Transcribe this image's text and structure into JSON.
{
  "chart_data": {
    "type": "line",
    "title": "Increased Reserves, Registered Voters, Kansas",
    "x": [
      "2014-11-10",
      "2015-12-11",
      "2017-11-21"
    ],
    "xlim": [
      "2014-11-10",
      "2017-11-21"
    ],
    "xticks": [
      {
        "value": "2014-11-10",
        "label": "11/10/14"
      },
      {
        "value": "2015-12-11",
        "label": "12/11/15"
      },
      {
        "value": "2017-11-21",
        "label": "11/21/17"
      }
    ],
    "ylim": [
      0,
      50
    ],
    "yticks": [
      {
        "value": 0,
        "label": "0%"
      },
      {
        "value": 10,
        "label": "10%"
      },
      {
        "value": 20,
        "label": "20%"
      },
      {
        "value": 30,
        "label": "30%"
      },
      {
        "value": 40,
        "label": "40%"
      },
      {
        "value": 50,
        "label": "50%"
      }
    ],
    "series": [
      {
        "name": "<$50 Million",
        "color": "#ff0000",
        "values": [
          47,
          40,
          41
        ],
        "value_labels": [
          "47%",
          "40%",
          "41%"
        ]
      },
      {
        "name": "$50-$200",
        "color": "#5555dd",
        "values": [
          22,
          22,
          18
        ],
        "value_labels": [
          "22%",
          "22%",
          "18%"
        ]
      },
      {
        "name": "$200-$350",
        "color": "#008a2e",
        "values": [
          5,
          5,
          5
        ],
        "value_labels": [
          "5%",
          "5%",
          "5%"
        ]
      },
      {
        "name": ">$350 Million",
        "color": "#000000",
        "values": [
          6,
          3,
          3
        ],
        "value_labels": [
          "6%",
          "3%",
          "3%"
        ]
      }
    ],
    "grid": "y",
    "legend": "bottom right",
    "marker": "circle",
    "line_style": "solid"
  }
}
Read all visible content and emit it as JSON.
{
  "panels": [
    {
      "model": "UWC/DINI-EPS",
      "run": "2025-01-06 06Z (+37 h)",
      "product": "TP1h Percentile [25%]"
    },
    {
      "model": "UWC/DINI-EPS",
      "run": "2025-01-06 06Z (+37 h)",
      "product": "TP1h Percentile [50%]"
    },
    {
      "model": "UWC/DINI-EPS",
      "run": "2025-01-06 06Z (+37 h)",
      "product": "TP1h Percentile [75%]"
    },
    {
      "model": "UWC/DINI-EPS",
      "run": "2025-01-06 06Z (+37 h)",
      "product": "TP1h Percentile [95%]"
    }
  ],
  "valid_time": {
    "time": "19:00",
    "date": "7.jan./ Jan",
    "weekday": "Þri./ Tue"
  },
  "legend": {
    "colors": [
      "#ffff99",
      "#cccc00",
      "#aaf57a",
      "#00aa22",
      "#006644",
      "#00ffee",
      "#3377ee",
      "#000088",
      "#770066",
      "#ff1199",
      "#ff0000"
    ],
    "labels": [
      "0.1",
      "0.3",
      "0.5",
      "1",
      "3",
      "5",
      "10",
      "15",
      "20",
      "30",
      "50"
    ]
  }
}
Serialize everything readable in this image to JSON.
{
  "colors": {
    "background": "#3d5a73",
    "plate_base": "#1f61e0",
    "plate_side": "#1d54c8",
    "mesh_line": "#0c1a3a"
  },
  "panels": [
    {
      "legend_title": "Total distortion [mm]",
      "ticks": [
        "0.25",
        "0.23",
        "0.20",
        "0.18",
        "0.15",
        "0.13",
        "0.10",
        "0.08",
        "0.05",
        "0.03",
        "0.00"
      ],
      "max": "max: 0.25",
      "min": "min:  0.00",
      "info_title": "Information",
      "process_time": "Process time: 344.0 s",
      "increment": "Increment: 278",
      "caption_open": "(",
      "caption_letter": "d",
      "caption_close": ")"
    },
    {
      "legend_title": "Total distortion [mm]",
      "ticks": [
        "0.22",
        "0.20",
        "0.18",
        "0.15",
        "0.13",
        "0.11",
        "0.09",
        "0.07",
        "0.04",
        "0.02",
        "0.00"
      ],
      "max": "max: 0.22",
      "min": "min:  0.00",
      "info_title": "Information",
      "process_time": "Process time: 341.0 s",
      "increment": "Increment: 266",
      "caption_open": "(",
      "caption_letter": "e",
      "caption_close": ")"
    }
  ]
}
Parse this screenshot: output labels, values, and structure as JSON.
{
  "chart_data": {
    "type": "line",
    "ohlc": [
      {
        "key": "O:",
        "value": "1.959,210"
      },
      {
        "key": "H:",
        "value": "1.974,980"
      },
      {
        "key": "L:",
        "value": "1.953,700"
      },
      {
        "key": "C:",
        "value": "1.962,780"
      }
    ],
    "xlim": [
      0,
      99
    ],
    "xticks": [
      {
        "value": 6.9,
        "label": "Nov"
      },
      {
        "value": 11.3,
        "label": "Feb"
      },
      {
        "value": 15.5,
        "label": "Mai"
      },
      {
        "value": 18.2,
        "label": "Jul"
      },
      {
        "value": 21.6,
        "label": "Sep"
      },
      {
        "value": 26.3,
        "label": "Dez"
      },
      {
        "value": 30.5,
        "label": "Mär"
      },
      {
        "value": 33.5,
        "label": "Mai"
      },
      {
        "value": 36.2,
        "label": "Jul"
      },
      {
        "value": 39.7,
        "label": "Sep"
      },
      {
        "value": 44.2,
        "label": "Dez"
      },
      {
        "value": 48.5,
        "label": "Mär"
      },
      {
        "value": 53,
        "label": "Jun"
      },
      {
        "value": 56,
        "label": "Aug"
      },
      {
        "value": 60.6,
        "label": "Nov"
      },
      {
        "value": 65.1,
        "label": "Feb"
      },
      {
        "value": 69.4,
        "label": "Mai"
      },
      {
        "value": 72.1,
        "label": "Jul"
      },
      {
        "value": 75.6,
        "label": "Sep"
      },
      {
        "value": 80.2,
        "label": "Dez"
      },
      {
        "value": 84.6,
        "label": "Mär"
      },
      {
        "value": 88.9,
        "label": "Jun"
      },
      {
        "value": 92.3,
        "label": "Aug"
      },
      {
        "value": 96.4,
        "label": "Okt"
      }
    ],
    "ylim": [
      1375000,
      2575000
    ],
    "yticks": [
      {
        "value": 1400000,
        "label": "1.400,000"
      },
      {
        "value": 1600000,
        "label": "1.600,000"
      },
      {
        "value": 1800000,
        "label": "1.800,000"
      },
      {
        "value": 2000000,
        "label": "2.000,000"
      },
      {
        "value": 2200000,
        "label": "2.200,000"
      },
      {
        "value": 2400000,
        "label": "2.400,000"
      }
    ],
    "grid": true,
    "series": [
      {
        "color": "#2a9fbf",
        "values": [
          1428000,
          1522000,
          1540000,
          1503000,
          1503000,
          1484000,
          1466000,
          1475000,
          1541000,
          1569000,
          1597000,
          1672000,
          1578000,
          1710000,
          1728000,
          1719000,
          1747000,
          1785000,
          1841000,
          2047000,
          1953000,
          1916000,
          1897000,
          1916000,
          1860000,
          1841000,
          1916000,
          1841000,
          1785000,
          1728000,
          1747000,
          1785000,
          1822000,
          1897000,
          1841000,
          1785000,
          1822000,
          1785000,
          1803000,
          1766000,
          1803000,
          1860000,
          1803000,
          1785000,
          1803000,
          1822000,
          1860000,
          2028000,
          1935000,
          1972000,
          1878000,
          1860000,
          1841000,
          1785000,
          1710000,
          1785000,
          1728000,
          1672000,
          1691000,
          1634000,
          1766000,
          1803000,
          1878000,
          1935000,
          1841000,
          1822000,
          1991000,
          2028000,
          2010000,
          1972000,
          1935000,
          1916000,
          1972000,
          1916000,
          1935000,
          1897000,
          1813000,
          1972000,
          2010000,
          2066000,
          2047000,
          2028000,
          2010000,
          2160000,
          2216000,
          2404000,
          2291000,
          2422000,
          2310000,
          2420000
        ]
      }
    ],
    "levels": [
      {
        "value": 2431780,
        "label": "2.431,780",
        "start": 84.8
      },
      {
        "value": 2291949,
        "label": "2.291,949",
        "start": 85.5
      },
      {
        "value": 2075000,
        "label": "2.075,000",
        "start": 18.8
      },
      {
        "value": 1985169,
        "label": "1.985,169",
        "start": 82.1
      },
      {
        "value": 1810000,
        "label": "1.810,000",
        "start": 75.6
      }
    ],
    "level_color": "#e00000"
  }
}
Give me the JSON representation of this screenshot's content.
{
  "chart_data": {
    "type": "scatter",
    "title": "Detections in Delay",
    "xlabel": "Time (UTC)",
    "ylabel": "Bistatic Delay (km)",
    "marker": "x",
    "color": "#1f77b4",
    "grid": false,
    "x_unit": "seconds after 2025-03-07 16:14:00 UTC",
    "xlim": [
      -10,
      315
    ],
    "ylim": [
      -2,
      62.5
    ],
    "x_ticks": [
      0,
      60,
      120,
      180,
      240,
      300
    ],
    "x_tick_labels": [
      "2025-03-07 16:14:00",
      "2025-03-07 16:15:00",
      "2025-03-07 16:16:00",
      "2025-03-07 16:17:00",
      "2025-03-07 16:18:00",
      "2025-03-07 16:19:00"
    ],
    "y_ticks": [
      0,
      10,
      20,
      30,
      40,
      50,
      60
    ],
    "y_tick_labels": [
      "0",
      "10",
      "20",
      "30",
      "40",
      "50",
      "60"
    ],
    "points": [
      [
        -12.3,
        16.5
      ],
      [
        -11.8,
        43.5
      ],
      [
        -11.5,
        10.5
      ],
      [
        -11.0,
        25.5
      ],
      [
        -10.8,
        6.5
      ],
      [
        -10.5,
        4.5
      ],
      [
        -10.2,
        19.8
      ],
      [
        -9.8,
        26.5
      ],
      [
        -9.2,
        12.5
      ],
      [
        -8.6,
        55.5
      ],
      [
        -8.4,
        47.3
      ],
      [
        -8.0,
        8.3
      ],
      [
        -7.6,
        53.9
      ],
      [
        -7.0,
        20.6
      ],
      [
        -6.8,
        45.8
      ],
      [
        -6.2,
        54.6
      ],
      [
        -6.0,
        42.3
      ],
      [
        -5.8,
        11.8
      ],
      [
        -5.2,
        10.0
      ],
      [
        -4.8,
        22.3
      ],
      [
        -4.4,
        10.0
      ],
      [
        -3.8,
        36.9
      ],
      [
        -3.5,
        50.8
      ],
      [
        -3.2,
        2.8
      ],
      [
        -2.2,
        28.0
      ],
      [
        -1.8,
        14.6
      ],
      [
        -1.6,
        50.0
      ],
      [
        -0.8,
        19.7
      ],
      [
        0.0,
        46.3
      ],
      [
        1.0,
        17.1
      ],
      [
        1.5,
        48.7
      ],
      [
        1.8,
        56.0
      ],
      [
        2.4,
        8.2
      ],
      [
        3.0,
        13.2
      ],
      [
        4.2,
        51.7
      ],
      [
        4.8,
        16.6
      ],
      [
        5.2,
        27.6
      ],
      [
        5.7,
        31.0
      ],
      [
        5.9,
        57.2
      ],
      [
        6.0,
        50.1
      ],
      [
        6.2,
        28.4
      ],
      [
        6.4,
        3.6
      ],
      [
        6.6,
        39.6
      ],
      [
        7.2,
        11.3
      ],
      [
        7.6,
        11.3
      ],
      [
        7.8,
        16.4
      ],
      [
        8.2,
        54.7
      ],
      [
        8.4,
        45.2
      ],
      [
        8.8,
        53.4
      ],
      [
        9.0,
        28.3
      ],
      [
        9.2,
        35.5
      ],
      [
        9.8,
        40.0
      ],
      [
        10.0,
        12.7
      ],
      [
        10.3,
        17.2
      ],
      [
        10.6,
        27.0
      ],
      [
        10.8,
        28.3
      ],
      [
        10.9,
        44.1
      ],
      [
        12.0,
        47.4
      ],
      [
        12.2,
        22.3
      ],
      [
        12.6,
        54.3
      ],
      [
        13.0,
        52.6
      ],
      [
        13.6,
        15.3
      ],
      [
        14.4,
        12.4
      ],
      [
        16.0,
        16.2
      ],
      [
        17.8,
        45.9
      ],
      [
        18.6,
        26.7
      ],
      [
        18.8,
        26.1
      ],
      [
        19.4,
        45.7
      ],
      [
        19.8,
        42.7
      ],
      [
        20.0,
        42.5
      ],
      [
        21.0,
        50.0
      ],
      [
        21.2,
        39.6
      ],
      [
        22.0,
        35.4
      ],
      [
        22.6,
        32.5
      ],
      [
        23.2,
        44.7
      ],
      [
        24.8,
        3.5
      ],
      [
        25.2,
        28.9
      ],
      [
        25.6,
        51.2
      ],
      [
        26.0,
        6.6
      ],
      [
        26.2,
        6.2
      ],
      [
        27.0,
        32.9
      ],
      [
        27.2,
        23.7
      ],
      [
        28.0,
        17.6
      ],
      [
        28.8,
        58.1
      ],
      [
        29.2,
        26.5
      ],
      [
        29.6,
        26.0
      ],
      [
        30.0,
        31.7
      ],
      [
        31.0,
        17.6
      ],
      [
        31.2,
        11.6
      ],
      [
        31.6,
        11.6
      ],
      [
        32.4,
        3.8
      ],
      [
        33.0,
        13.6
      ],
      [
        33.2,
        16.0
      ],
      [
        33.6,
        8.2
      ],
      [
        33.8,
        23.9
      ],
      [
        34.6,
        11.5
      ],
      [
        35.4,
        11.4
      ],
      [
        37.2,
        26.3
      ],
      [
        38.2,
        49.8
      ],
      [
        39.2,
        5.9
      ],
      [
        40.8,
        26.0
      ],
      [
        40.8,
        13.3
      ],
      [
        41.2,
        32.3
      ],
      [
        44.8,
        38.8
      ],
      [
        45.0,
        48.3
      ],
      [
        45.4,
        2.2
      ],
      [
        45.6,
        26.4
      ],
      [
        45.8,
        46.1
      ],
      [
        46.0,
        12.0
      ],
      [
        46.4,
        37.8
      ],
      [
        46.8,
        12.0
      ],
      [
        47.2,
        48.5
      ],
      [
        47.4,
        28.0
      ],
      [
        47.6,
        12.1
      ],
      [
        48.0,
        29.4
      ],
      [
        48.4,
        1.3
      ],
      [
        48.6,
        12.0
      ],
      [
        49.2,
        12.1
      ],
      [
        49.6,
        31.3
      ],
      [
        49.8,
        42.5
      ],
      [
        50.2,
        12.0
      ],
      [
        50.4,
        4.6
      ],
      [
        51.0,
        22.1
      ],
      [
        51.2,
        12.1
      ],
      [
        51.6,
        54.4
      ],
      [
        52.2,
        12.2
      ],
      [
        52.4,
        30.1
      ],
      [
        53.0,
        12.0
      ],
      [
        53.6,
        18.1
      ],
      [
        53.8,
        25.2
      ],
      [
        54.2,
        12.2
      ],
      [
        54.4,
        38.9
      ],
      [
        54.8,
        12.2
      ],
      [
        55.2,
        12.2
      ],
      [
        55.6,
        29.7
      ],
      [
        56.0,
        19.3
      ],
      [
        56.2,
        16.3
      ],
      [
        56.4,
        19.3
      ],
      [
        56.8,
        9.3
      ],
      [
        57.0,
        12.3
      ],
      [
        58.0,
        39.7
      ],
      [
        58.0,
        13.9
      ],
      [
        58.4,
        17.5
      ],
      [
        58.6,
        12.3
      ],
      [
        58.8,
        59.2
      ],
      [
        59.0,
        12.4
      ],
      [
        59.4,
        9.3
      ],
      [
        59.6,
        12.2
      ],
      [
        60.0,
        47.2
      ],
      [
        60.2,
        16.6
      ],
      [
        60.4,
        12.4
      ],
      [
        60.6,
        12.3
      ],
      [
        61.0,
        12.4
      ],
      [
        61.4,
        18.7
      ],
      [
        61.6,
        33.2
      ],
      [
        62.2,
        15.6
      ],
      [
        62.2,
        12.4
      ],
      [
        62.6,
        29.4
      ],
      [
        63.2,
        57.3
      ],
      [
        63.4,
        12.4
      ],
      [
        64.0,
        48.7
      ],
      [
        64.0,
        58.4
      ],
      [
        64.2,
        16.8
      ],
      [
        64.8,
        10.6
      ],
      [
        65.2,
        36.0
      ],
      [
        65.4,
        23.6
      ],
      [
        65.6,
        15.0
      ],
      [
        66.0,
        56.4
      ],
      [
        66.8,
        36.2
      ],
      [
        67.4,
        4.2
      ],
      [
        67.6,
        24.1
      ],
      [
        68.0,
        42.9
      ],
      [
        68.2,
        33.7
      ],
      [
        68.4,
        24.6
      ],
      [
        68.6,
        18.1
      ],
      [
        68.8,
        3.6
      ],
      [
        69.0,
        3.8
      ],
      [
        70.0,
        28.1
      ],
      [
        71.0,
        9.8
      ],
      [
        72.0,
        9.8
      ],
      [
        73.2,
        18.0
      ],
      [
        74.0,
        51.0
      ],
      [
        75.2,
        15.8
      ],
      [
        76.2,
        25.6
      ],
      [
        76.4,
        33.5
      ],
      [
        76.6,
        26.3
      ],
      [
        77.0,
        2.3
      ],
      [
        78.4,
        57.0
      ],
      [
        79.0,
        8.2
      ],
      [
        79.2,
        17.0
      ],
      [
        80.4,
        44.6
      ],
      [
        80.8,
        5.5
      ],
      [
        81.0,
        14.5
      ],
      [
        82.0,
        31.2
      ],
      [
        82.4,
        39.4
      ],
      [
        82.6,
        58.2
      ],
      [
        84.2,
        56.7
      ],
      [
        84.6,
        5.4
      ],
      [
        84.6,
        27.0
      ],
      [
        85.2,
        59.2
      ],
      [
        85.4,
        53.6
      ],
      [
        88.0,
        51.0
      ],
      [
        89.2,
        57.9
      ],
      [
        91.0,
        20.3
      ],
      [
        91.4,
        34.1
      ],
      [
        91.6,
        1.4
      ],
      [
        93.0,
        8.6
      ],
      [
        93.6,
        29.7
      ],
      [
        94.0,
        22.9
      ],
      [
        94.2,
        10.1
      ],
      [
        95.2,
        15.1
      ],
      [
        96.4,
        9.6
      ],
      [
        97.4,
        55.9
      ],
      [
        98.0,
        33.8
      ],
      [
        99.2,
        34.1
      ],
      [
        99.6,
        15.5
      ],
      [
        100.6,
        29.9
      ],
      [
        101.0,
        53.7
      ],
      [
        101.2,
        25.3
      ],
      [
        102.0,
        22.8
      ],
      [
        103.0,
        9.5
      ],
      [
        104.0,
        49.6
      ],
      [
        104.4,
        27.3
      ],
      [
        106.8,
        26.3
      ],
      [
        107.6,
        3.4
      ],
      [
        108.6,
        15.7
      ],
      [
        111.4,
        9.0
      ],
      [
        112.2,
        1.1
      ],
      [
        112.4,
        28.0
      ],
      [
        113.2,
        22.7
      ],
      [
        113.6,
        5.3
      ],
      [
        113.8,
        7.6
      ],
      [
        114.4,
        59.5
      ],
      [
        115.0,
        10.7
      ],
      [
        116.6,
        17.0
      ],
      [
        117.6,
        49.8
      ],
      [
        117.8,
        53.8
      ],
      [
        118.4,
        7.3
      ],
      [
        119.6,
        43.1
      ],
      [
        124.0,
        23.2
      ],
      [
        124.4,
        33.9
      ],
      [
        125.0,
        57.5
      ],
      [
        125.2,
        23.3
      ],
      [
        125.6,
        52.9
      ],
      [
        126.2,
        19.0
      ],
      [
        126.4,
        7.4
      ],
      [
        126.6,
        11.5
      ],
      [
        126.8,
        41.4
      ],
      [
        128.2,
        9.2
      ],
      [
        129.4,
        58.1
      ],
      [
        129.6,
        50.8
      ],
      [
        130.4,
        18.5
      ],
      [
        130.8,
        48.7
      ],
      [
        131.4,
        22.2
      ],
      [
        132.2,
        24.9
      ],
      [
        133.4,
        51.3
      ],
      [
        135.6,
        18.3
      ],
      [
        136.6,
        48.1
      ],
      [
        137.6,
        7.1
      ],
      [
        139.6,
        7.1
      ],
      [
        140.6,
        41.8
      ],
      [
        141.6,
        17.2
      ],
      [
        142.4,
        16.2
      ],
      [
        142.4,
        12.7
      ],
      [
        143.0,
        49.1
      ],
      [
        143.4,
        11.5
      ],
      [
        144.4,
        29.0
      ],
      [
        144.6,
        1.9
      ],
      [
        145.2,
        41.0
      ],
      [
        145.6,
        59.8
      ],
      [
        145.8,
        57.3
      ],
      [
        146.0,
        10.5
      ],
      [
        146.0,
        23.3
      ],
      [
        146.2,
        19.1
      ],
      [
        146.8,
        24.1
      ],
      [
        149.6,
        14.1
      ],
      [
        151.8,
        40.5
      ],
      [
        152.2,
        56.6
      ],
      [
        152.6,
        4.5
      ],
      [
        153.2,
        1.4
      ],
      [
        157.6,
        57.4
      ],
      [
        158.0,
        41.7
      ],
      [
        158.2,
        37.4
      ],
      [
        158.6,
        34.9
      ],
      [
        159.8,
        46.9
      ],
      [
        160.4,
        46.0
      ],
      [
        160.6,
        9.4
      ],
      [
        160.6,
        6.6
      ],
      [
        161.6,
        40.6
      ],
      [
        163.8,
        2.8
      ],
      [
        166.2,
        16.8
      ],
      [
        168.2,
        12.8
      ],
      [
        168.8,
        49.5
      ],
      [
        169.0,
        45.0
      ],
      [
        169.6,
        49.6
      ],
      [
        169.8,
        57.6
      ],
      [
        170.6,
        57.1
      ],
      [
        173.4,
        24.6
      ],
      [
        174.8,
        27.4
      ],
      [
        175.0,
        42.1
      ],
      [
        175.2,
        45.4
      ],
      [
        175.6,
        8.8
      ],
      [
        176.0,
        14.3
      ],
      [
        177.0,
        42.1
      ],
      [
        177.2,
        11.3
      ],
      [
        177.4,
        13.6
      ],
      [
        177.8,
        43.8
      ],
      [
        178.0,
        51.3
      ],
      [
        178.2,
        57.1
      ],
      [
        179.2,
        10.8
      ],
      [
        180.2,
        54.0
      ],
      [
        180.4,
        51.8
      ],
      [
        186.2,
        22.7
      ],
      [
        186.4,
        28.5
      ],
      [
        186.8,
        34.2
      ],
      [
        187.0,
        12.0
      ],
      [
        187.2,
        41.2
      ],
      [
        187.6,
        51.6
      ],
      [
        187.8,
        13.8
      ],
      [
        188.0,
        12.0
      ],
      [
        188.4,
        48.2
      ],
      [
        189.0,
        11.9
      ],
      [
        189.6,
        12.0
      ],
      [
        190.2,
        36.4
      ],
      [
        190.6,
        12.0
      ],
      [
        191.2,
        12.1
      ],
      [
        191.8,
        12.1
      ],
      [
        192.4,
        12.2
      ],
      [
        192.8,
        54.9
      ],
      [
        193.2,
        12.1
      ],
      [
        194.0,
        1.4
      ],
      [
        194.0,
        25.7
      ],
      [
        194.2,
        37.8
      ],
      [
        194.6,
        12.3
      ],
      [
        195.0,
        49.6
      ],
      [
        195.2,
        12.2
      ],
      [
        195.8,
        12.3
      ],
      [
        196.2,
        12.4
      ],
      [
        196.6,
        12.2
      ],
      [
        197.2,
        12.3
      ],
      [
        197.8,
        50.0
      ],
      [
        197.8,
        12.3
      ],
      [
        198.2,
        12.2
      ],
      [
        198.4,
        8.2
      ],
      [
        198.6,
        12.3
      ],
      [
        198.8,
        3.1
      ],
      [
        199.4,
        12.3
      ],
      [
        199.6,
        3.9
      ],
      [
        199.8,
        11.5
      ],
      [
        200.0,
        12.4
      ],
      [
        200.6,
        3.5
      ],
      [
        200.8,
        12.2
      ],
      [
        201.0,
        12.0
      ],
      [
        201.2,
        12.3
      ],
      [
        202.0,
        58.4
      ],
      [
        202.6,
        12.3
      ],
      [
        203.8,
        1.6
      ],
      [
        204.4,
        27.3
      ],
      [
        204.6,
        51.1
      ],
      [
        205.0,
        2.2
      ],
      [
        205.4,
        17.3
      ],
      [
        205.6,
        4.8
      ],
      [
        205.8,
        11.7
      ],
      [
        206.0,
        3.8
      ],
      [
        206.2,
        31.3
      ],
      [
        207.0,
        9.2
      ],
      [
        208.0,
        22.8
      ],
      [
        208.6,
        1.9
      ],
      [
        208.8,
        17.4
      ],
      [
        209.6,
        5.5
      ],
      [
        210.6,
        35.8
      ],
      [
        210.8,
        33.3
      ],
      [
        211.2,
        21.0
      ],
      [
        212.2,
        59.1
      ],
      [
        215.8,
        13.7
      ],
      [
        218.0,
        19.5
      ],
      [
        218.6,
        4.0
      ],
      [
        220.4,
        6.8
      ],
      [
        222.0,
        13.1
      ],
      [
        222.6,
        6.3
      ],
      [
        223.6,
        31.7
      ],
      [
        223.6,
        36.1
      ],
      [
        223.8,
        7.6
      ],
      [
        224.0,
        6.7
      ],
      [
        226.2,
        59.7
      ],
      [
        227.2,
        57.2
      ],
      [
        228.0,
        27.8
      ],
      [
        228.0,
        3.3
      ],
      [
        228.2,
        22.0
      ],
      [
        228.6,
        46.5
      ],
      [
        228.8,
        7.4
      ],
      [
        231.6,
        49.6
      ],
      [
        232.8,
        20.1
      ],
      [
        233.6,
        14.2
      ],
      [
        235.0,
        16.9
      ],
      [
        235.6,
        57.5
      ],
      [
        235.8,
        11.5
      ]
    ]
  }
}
■ ■ ■ ■ ■
▶ [STATED GOAL]
Copy out every line in the entries above that holds "Increment".

▶ [EXPECTED OUTPUT]
      "increment": "Increment: 278",
      "increment": "Increment: 266",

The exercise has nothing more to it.